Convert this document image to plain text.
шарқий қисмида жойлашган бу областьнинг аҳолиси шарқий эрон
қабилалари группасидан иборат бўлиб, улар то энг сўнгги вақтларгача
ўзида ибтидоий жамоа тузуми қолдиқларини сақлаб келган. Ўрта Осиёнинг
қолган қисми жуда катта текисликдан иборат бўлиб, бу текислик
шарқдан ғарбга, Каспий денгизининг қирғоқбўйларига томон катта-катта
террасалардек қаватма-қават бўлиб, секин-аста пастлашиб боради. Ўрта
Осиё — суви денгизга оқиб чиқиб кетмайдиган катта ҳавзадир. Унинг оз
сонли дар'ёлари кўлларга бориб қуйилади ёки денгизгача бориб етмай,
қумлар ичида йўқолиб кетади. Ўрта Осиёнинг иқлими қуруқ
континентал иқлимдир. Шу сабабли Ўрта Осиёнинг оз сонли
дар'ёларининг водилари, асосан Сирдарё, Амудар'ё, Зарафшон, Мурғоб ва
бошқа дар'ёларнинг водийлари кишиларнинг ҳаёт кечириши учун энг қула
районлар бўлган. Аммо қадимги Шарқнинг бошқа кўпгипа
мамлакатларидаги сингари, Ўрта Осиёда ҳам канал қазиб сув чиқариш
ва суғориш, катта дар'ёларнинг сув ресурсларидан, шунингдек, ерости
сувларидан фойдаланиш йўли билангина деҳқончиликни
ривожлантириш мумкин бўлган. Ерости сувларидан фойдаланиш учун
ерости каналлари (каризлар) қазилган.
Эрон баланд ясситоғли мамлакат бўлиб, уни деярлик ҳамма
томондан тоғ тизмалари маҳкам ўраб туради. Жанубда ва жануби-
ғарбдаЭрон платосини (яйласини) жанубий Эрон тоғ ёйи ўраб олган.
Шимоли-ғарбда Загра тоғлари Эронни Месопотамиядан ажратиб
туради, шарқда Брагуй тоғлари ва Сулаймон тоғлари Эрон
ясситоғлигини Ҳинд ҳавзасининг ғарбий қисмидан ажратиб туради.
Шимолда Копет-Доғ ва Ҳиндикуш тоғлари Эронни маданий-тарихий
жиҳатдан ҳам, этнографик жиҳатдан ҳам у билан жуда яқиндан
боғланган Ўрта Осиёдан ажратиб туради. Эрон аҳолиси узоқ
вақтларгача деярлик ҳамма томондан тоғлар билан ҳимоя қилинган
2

----------------------------------------

**Your instructions**
Output the lines above verbatim and in full.

**Solution below**
Convert this document image to plain text.
шарқий қисмида жойлашган бу областьнинг аҳолиси шарқий эрон
қабилалари группасидан иборат бўлиб, улар то энг сўнгги вақтларгача
ўзида ибтидоий жамоа тузуми қолдиқларини сақлаб келган. Ўрта Осиёнинг
қолган қисми жуда катта текисликдан иборат бўлиб, бу текислик
шарқдан ғарбга, Каспий денгизининг қирғоқбўйларига томон катта-катта
террасалардек қаватма-қават бўлиб, секин-аста пастлашиб боради. Ўрта
Осиё — суви денгизга оқиб чиқиб кетмайдиган катта ҳавзадир. Унинг оз
сонли дар'ёлари кўлларга бориб қуйилади ёки денгизгача бориб етмай,
қумлар ичида йўқолиб кетади. Ўрта Осиёнинг иқлими қуруқ
континентал иқлимдир. Шу сабабли Ўрта Осиёнинг оз сонли
дар'ёларининг водилари, асосан Сирдарё, Амудар'ё, Зарафшон, Мурғоб ва
бошқа дар'ёларнинг водийлари кишиларнинг ҳаёт кечириши учун энг қула
районлар бўлган. Аммо қадимги Шарқнинг бошқа кўпгипа
мамлакатларидаги сингари, Ўрта Осиёда ҳам канал қазиб сув чиқариш
ва суғориш, катта дар'ёларнинг сув ресурсларидан, шунингдек, ерости
сувларидан фойдаланиш йўли билангина деҳқончиликни
ривожлантириш мумкин бўлган. Ерости сувларидан фойдаланиш учун
ерости каналлари (каризлар) қазилган.
Эрон баланд ясситоғли мамлакат бўлиб, уни деярлик ҳамма
томондан тоғ тизмалари маҳкам ўраб туради. Жанубда ва жануби-
ғарбдаЭрон платосини (яйласини) жанубий Эрон тоғ ёйи ўраб олган.
Шимоли-ғарбда Загра тоғлари Эронни Месопотамиядан ажратиб
туради, шарқда Брагуй тоғлари ва Сулаймон тоғлари Эрон
ясситоғлигини Ҳинд ҳавзасининг ғарбий қисмидан ажратиб туради.
Шимолда Копет-Доғ ва Ҳиндикуш тоғлари Эронни маданий-тарихий
жиҳатдан ҳам, этнографик жиҳатдан ҳам у билан жуда яқиндан
боғланган Ўрта Осиёдан ажратиб туради. Эрон аҳолиси узоқ
вақтларгача деярлик ҳамма томондан тоғлар билан ҳимоя қилинган
2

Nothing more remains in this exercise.